= Objective =
Extract each line of the data and write it out again exactly.

Dataset entries on figures
********************

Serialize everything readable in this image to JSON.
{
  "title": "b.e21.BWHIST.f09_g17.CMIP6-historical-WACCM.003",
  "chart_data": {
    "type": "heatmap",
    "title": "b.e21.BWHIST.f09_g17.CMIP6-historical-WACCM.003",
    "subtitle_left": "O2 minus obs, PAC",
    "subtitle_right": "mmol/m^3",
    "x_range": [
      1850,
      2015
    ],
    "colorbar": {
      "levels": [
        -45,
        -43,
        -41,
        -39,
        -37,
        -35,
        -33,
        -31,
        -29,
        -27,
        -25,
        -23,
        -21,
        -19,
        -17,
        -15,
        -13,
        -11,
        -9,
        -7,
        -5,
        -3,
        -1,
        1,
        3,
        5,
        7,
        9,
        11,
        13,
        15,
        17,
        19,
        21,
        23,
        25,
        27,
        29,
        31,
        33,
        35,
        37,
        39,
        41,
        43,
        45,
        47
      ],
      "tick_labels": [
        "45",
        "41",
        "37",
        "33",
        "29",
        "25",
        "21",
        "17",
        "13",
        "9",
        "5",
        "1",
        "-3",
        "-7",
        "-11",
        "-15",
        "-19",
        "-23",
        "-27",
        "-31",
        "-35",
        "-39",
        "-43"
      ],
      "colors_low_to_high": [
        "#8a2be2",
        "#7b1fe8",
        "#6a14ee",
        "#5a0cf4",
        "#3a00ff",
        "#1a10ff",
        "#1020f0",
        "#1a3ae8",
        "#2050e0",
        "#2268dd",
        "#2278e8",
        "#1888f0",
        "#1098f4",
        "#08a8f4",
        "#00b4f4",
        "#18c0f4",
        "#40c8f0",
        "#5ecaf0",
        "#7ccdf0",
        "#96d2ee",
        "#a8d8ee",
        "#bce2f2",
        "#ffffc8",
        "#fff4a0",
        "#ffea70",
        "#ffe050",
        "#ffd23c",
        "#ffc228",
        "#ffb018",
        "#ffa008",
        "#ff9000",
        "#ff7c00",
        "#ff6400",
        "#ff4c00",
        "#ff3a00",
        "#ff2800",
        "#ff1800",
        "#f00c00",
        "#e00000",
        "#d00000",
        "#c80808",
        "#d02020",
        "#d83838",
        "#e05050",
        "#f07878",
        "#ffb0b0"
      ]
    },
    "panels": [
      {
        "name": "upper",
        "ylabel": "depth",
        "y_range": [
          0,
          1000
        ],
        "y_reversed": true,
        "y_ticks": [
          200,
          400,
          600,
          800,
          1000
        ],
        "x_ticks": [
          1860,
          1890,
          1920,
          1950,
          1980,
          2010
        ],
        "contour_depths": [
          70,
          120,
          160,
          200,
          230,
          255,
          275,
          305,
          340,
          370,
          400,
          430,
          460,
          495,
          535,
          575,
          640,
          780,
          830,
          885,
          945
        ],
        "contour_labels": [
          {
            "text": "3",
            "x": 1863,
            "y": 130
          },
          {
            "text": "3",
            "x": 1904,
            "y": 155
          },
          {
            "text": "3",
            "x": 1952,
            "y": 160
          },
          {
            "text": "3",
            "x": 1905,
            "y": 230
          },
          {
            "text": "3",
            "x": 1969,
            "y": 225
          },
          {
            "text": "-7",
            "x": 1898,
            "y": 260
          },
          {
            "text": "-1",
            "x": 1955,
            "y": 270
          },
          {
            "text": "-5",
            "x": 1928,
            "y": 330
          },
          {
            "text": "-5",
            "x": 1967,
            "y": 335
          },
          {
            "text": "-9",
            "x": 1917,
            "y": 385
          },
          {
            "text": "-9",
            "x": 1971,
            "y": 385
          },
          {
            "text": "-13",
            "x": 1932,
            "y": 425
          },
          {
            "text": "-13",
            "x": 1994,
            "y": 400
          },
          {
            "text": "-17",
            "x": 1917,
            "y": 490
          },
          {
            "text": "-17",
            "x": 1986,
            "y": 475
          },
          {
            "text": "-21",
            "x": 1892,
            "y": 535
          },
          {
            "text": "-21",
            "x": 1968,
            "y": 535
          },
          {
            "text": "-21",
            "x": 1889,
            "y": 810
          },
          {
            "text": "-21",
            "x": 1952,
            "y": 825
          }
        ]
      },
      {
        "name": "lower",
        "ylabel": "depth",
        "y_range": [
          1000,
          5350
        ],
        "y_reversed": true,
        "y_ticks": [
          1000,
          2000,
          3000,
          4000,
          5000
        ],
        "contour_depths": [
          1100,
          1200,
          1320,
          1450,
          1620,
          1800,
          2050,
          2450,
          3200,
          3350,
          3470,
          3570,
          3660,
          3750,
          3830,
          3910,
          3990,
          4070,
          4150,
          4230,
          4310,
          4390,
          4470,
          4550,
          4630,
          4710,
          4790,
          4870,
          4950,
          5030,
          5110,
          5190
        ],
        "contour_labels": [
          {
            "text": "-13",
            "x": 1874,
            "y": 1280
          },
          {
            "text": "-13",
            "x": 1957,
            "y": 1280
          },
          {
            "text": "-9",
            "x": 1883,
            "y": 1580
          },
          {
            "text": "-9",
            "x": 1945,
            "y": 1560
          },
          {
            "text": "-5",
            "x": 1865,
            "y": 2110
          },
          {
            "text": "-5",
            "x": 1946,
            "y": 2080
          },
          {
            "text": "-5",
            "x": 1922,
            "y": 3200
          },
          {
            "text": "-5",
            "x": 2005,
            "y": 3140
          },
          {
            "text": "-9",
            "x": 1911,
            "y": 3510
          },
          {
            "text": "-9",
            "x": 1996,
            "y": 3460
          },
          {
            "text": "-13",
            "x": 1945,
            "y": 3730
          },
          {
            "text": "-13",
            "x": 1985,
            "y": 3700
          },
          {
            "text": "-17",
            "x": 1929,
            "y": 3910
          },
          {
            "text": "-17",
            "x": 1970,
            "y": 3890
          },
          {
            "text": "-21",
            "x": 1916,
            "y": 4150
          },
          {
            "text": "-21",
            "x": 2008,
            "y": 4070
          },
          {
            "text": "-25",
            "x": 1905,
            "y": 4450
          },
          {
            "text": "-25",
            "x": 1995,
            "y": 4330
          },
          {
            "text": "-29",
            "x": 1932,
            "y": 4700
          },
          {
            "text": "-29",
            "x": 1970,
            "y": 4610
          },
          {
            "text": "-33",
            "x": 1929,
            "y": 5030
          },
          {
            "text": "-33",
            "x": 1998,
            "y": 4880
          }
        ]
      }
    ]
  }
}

********************

= Task result =
Serialize everything readable in this image to JSON.
{
  "title": "b.e21.BWHIST.f09_g17.CMIP6-historical-WACCM.003",
  "chart_data": {
    "type": "heatmap",
    "title": "b.e21.BWHIST.f09_g17.CMIP6-historical-WACCM.003",
    "subtitle_left": "O2 minus obs, PAC",
    "subtitle_right": "mmol/m^3",
    "x_range": [
      1850,
      2015
    ],
    "colorbar": {
      "levels": [
        -45,
        -43,
        -41,
        -39,
        -37,
        -35,
        -33,
        -31,
        -29,
        -27,
        -25,
        -23,
        -21,
        -19,
        -17,
        -15,
        -13,
        -11,
        -9,
        -7,
        -5,
        -3,
        -1,
        1,
        3,
        5,
        7,
        9,
        11,
        13,
        15,
        17,
        19,
        21,
        23,
        25,
        27,
        29,
        31,
        33,
        35,
        37,
        39,
        41,
        43,
        45,
        47
      ],
      "tick_labels": [
        "45",
        "41",
        "37",
        "33",
        "29",
        "25",
        "21",
        "17",
        "13",
        "9",
        "5",
        "1",
        "-3",
        "-7",
        "-11",
        "-15",
        "-19",
        "-23",
        "-27",
        "-31",
        "-35",
        "-39",
        "-43"
      ],
      "colors_low_to_high": [
        "#8a2be2",
        "#7b1fe8",
        "#6a14ee",
        "#5a0cf4",
        "#3a00ff",
        "#1a10ff",
        "#1020f0",
        "#1a3ae8",
        "#2050e0",
        "#2268dd",
        "#2278e8",
        "#1888f0",
        "#1098f4",
        "#08a8f4",
        "#00b4f4",
        "#18c0f4",
        "#40c8f0",
        "#5ecaf0",
        "#7ccdf0",
        "#96d2ee",
        "#a8d8ee",
        "#bce2f2",
        "#ffffc8",
        "#fff4a0",
        "#ffea70",
        "#ffe050",
        "#ffd23c",
        "#ffc228",
        "#ffb018",
        "#ffa008",
        "#ff9000",
        "#ff7c00",
        "#ff6400",
        "#ff4c00",
        "#ff3a00",
        "#ff2800",
        "#ff1800",
        "#f00c00",
        "#e00000",
        "#d00000",
        "#c80808",
        "#d02020",
        "#d83838",
        "#e05050",
        "#f07878",
        "#ffb0b0"
      ]
    },
    "panels": [
      {
        "name": "upper",
        "ylabel": "depth",
        "y_range": [
          0,
          1000
        ],
        "y_reversed": true,
        "y_ticks": [
          200,
          400,
          600,
          800,
          1000
        ],
        "x_ticks": [
          1860,
          1890,
          1920,
          1950,
          1980,
          2010
        ],
        "contour_depths": [
          70,
          120,
          160,
          200,
          230,
          255,
          275,
          305,
          340,
          370,
          400,
          430,
          460,
          495,
          535,
          575,
          640,
          780,
          830,
          885,
          945
        ],
        "contour_labels": [
          {
            "text": "3",
            "x": 1863,
            "y": 130
          },
          {
            "text": "3",
            "x": 1904,
            "y": 155
          },
          {
            "text": "3",
            "x": 1952,
            "y": 160
          },
          {
            "text": "3",
            "x": 1905,
            "y": 230
          },
          {
            "text": "3",
            "x": 1969,
            "y": 225
          },
          {
            "text": "-7",
            "x": 1898,
            "y": 260
          },
          {
            "text": "-1",
            "x": 1955,
            "y": 270
          },
          {
            "text": "-5",
            "x": 1928,
            "y": 330
          },
          {
            "text": "-5",
            "x": 1967,
            "y": 335
          },
          {
            "text": "-9",
            "x": 1917,
            "y": 385
          },
          {
            "text": "-9",
            "x": 1971,
            "y": 385
          },
          {
            "text": "-13",
            "x": 1932,
            "y": 425
          },
          {
            "text": "-13",
            "x": 1994,
            "y": 400
          },
          {
            "text": "-17",
            "x": 1917,
            "y": 490
          },
          {
            "text": "-17",
            "x": 1986,
            "y": 475
          },
          {
            "text": "-21",
            "x": 1892,
            "y": 535
          },
          {
            "text": "-21",
            "x": 1968,
            "y": 535
          },
          {
            "text": "-21",
            "x": 1889,
            "y": 810
          },
          {
            "text": "-21",
            "x": 1952,
            "y": 825
          }
        ]
      },
      {
        "name": "lower",
        "ylabel": "depth",
        "y_range": [
          1000,
          5350
        ],
        "y_reversed": true,
        "y_ticks": [
          1000,
          2000,
          3000,
          4000,
          5000
        ],
        "contour_depths": [
          1100,
          1200,
          1320,
          1450,
          1620,
          1800,
          2050,
          2450,
          3200,
          3350,
          3470,
          3570,
          3660,
          3750,
          3830,
          3910,
          3990,
          4070,
          4150,
          4230,
          4310,
          4390,
          4470,
          4550,
          4630,
          4710,
          4790,
          4870,
          4950,
          5030,
          5110,
          5190
        ],
        "contour_labels": [
          {
            "text": "-13",
            "x": 1874,
            "y": 1280
          },
          {
            "text": "-13",
            "x": 1957,
            "y": 1280
          },
          {
            "text": "-9",
            "x": 1883,
            "y": 1580
          },
          {
            "text": "-9",
            "x": 1945,
            "y": 1560
          },
          {
            "text": "-5",
            "x": 1865,
            "y": 2110
          },
          {
            "text": "-5",
            "x": 1946,
            "y": 2080
          },
          {
            "text": "-5",
            "x": 1922,
            "y": 3200
          },
          {
            "text": "-5",
            "x": 2005,
            "y": 3140
          },
          {
            "text": "-9",
            "x": 1911,
            "y": 3510
          },
          {
            "text": "-9",
            "x": 1996,
            "y": 3460
          },
          {
            "text": "-13",
            "x": 1945,
            "y": 3730
          },
          {
            "text": "-13",
            "x": 1985,
            "y": 3700
          },
          {
            "text": "-17",
            "x": 1929,
            "y": 3910
          },
          {
            "text": "-17",
            "x": 1970,
            "y": 3890
          },
          {
            "text": "-21",
            "x": 1916,
            "y": 4150
          },
          {
            "text": "-21",
            "x": 2008,
            "y": 4070
          },
          {
            "text": "-25",
            "x": 1905,
            "y": 4450
          },
          {
            "text": "-25",
            "x": 1995,
            "y": 4330
          },
          {
            "text": "-29",
            "x": 1932,
            "y": 4700
          },
          {
            "text": "-29",
            "x": 1970,
            "y": 4610
          },
          {
            "text": "-33",
            "x": 1929,
            "y": 5030
          },
          {
            "text": "-33",
            "x": 1998,
            "y": 4880
          }
        ]
      }
    ]
  }
}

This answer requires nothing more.